* **Goal of the exercise**
Select all lines in the records that include "language".

* **Data entries**
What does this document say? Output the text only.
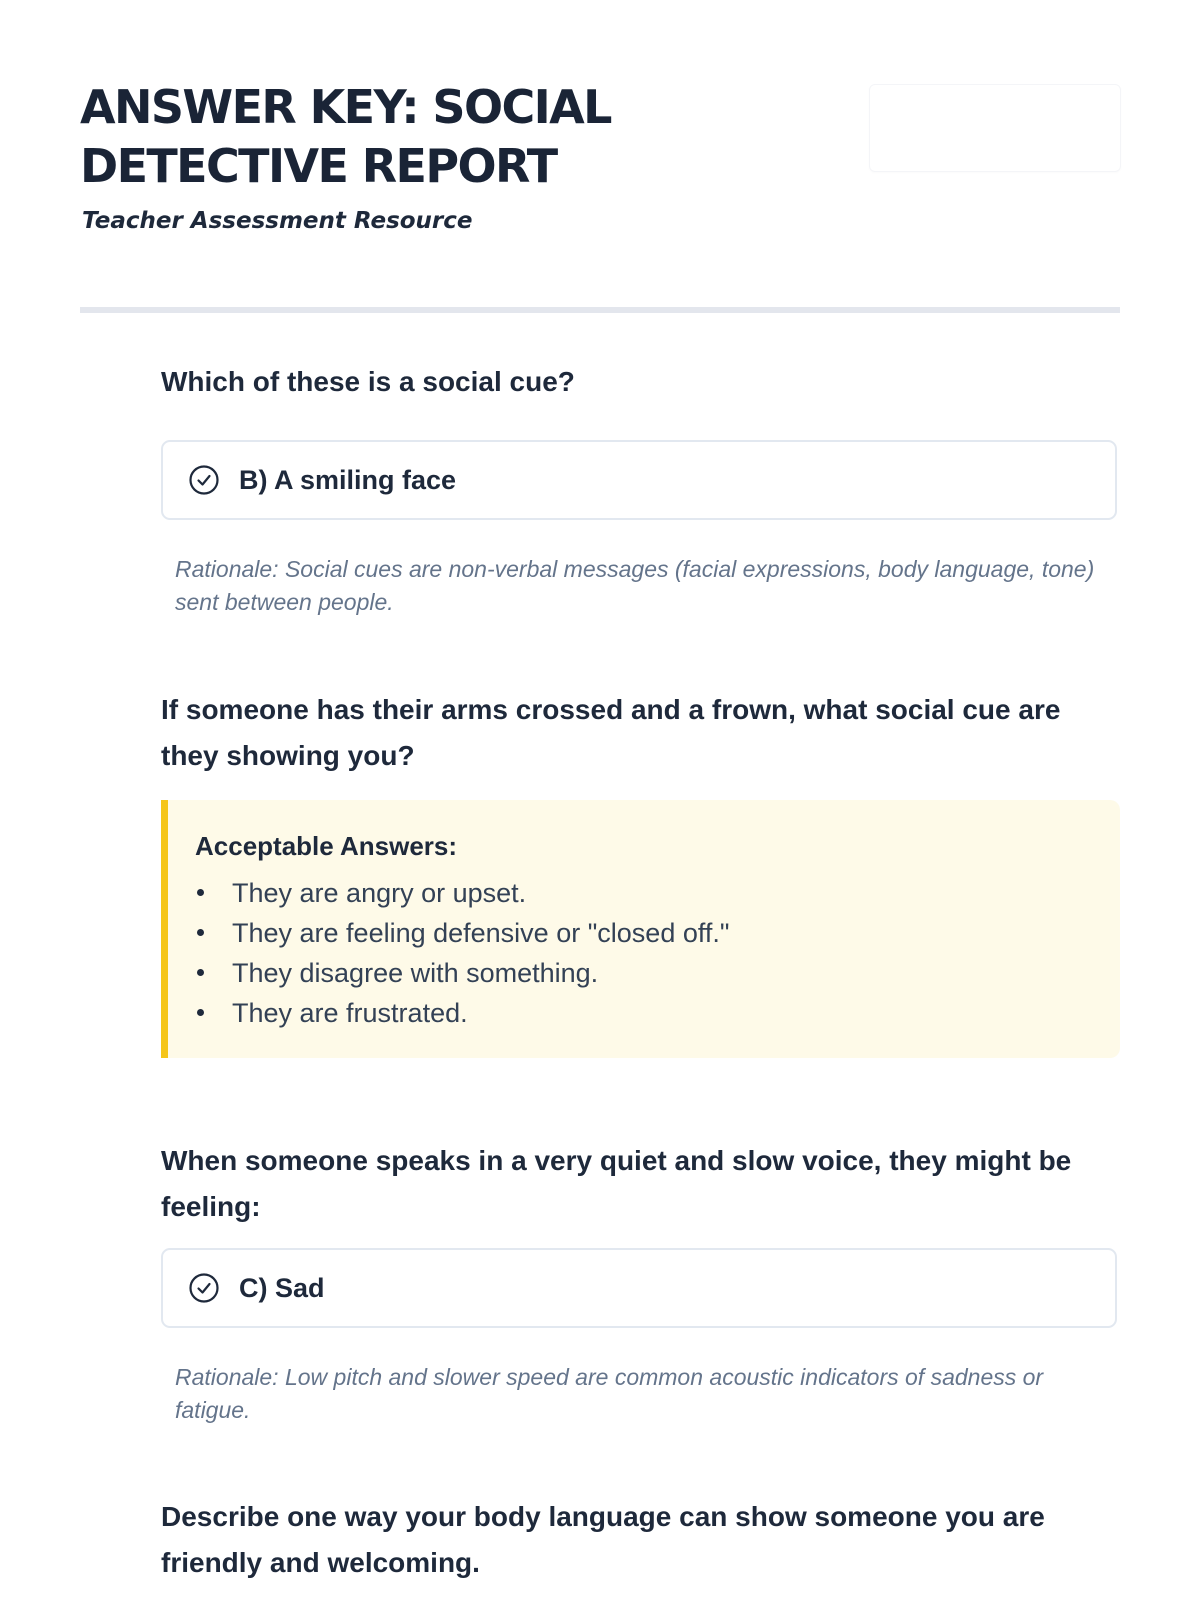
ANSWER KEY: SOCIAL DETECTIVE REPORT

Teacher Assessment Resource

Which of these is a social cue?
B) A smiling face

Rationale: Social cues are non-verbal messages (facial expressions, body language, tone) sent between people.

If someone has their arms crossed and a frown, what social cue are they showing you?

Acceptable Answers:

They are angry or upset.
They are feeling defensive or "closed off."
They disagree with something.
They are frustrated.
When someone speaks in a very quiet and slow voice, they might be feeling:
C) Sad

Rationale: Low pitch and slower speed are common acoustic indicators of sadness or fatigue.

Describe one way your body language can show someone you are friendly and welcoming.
---
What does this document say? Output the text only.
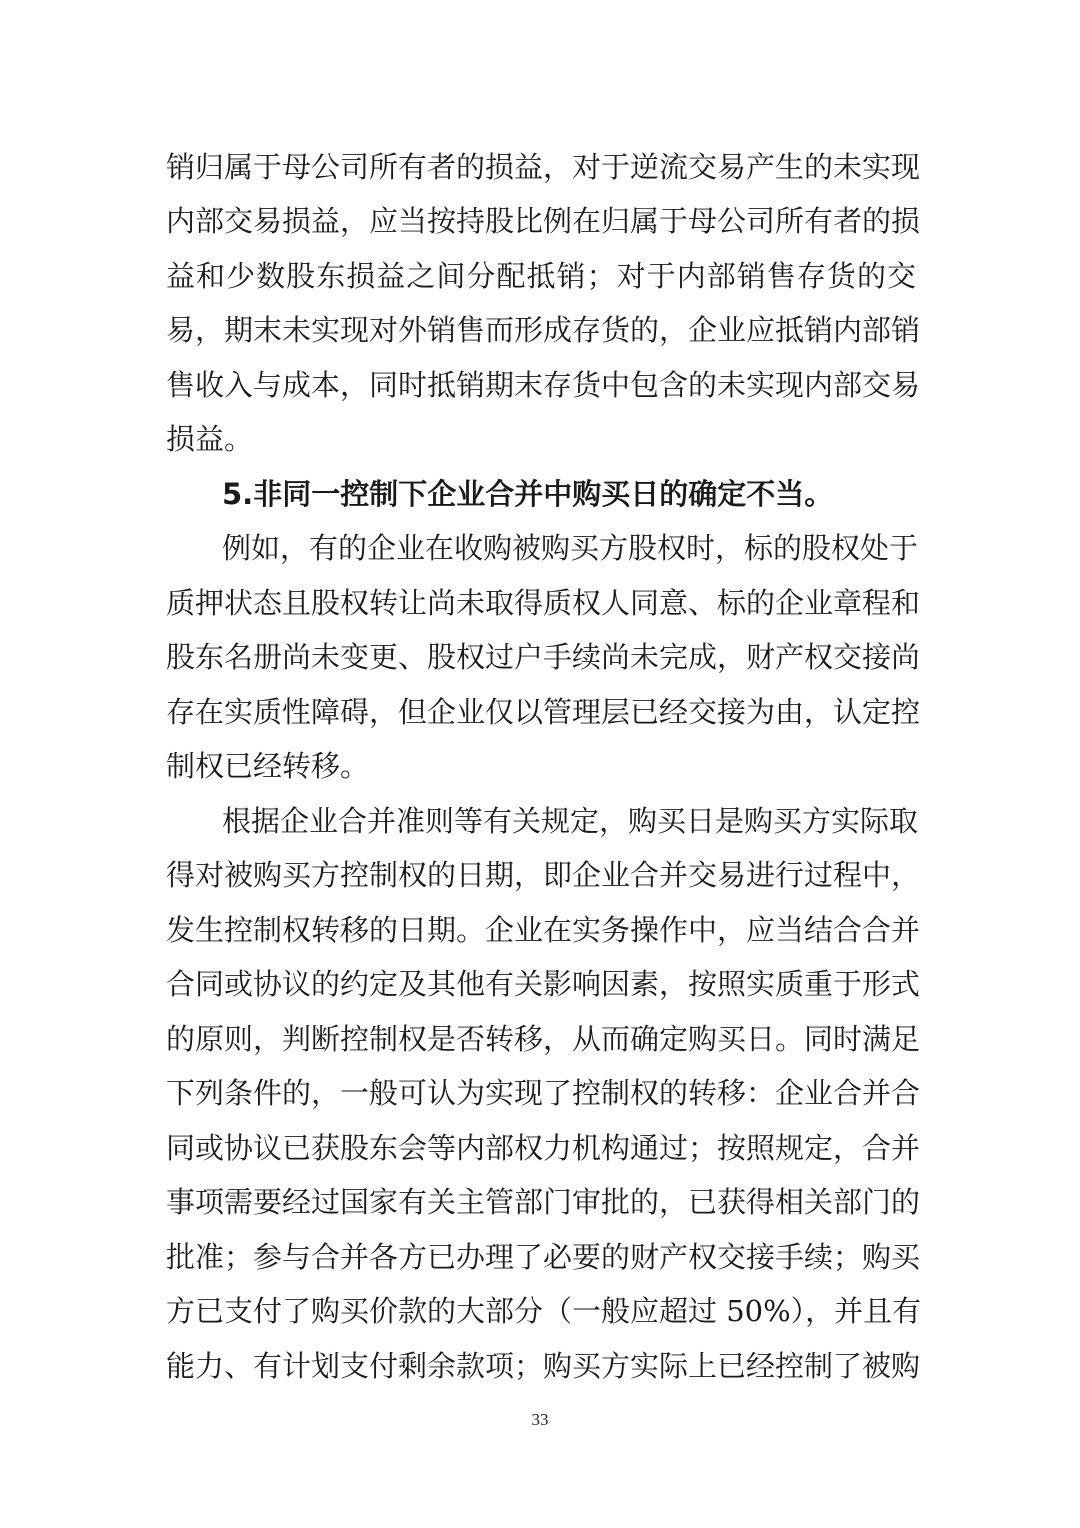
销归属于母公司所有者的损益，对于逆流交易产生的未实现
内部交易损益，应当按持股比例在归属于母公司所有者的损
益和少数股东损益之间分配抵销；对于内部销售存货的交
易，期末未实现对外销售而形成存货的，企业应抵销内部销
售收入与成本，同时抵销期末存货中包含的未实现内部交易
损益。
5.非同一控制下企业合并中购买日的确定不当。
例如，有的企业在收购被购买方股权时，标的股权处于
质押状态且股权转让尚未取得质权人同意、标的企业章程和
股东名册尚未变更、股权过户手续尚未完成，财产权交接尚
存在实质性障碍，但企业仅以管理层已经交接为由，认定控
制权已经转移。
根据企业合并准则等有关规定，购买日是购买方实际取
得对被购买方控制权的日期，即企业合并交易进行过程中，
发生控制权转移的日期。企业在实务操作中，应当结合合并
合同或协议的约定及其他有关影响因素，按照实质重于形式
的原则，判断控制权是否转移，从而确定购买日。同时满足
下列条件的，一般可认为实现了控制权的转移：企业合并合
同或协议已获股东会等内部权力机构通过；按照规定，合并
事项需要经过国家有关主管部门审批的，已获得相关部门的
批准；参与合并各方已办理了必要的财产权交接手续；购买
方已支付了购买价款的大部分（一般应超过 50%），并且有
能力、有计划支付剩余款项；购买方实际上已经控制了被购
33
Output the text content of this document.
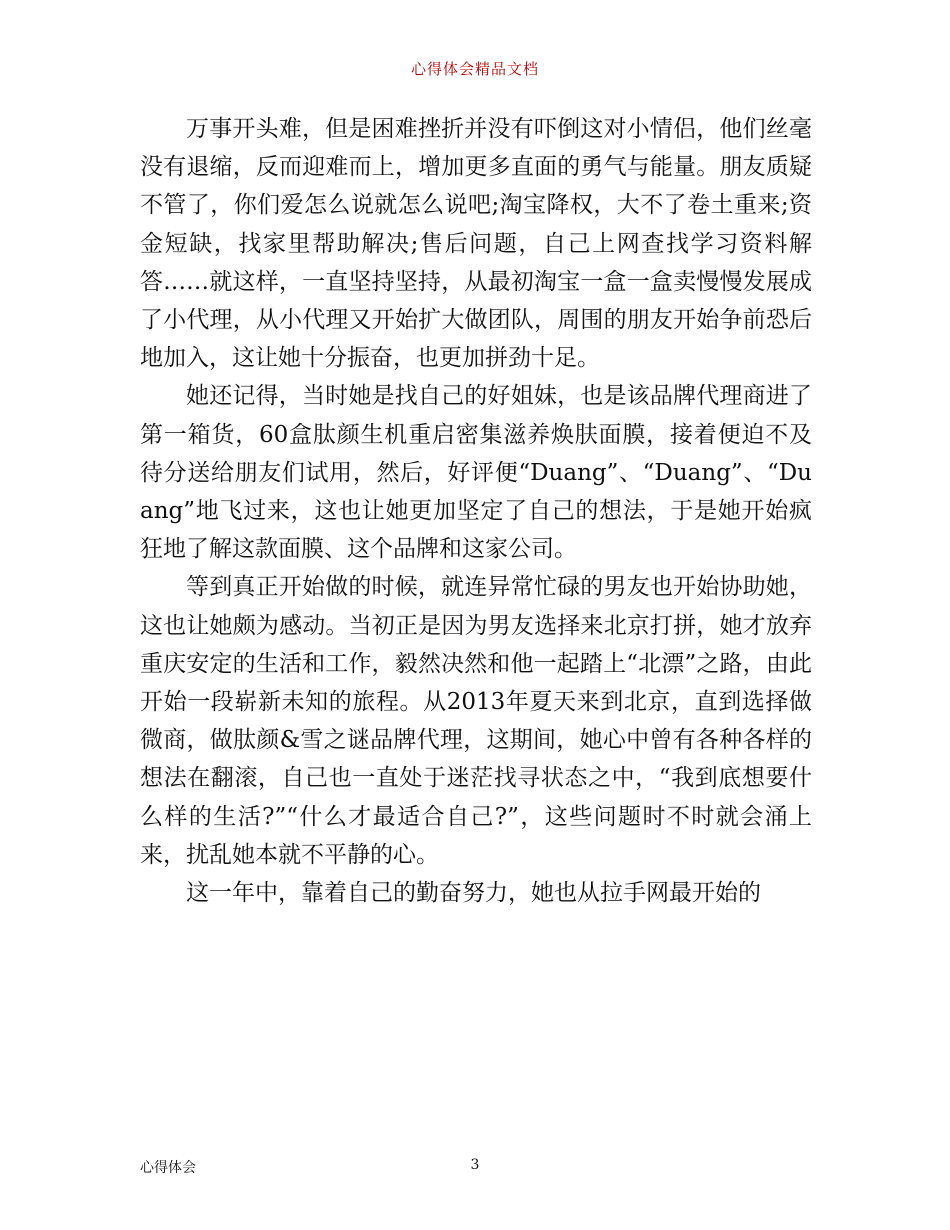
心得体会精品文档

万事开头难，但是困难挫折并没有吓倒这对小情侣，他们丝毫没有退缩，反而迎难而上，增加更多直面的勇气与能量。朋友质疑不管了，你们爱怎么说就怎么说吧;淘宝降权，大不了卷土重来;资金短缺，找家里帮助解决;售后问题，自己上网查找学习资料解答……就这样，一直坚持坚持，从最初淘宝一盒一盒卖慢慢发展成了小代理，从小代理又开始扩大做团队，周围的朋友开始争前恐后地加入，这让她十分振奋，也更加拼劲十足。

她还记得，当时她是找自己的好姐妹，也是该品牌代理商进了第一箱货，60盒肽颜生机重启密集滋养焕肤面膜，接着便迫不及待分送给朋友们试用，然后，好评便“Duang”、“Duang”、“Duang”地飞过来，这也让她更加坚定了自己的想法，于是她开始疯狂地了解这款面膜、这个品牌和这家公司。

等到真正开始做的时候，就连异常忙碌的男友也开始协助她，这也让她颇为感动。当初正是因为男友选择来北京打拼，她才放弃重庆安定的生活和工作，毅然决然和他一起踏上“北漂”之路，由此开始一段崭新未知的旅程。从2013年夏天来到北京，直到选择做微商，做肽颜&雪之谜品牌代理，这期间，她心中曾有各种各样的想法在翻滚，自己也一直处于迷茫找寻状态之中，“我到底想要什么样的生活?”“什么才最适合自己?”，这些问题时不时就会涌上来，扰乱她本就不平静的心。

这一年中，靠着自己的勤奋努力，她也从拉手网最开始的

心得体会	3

* **Written response**
Rationale: Social cues are non-verbal messages (facial expressions, body language, tone) sent between people.
Describe one way your body language can show someone you are friendly and welcoming.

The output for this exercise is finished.